Em primeiro lugar acho que poderíamos examinar uma dualidade. Eu diria que a sociedade como um todo é boa, ela tem um sentimento de solidariedade e fraternidade, há humanismo latente em todas as pessoas mas a forma como a sociedade se organiza leva a uma disputa e um individualismo no dia a dia. Por isso, somente nesses momentos, nas grandes tragédias é que o povo consegue mostrar esse outro lado dele. É a cultura contemporânea que impede as pessoas de no seu cotidiano, serem generosas. É essa contradição que a gente vive: o ser humano é bom mas a sociedade o embrutece. Essa situação do Haiti mostra isso com clareza e revela a existência da solidariedade. Lá estava a presença emocionante dos brasileiros, através do Exército, de figuras como a Dra. Zilda Arns e tantos outros.
Em condições normais, muitas vezes as pessoas acham que não dá para ajudar quem está longe, porque diante de uma tragédia essa ajuda acontece sem que as distâncias sejam empecilhos?

→ Extrato de dados:
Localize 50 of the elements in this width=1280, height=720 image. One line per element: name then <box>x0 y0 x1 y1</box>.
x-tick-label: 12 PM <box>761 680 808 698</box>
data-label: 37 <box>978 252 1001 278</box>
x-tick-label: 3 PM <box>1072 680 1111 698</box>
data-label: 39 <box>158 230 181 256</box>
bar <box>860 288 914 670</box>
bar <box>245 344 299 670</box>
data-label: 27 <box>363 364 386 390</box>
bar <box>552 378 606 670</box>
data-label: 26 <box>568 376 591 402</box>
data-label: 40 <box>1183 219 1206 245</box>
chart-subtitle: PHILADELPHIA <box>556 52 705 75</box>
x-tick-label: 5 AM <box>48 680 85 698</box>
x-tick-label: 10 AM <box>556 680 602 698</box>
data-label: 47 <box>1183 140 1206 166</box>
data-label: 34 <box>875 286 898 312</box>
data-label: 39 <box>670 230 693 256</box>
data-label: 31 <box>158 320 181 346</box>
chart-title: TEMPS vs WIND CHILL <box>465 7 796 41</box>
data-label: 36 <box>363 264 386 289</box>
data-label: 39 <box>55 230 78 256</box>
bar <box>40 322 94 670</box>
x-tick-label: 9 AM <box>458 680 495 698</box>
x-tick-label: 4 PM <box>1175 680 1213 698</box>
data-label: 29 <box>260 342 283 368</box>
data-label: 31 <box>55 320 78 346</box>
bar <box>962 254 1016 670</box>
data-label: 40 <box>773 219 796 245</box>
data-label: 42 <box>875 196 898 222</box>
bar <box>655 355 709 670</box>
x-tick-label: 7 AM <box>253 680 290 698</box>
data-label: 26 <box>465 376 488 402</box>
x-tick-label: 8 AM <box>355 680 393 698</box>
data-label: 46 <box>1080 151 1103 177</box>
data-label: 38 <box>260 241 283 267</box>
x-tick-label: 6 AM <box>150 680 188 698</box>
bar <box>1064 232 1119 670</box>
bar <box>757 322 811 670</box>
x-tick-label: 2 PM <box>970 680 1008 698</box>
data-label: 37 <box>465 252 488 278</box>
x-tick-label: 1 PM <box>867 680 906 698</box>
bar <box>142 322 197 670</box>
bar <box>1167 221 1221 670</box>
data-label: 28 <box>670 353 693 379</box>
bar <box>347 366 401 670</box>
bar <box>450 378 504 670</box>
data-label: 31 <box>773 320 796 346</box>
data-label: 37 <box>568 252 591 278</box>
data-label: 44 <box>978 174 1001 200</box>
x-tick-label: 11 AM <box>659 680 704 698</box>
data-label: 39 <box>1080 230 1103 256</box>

→ Partes do exercício:
[A] Indique se cada afirmação abaixo está de acordo com o texto sobre solidariedade, respondendo sim ou não e citando as palavras exatas do texto que decidem a resposta.
(i) A sociedade como um todo é má.
(ii) A cultura contemporânea impede as pessoas de serem generosas no cotidiano.
(iii) Os brasileiros estiveram presentes no Haiti através do Exército.
[B] No texto sobre solidariedade, quem é citada pelo nome entre os brasileiros presentes no Haiti?
[C] Prossiga o texto sobre solidariedade a partir da última frase apresentada.

→ Conjunto de respostas:
[A]
(i) Não: "Eu diria que a sociedade como um todo é boa".
(ii) Sim: "É a cultura contemporânea que impede as pessoas de no seu cotidiano, serem generosas."
(iii) Sim: "Lá estava a presença emocionante dos brasileiros, através do Exército".

[B] A Dra. Zilda Arns.

[C]
Acho que talvez a psiquiatria social revele isso. O evento mostra a fragilidade do dia a dia. É como se as pessoas enxergassem naquele evento a sua própria transitoriedade e como nesse caso a mídia concentra as informações e mobiliza a atenção das pessoas, estas acabam fluindo normalmente e deixam brotar o sentimento de solidariedade. É claro que em diversos países e no Brasil nós contatamos a existência de milhares de pessoas e organizações de ativistas e militantes que são solidários. Muitas nações são lideradas por pessoas que constantemente manifestam o seu humanismo doando-se nestes trabalhos, como por exemplo, nas pastorais da Igreja, nos partidos políticos de esquerda e democráticos, nos sindicatos, nos clubes de serviços, e isso acontece de maneira racionalizada, não é emotiva com no caso do Haiti. É como se revelasse um consciente coletivo que nós temos. É como se despertasse a nossa atenção para ser solidário porque cada um de nós pode estar sujeito a uma intempérie.
O senhor acredita que esse tipo de campanha pode provocar um sentimento de mudança e essa solidariedade momentânea venha a se tornar um desejo de lutar para que todos sejam tratados com igualdade?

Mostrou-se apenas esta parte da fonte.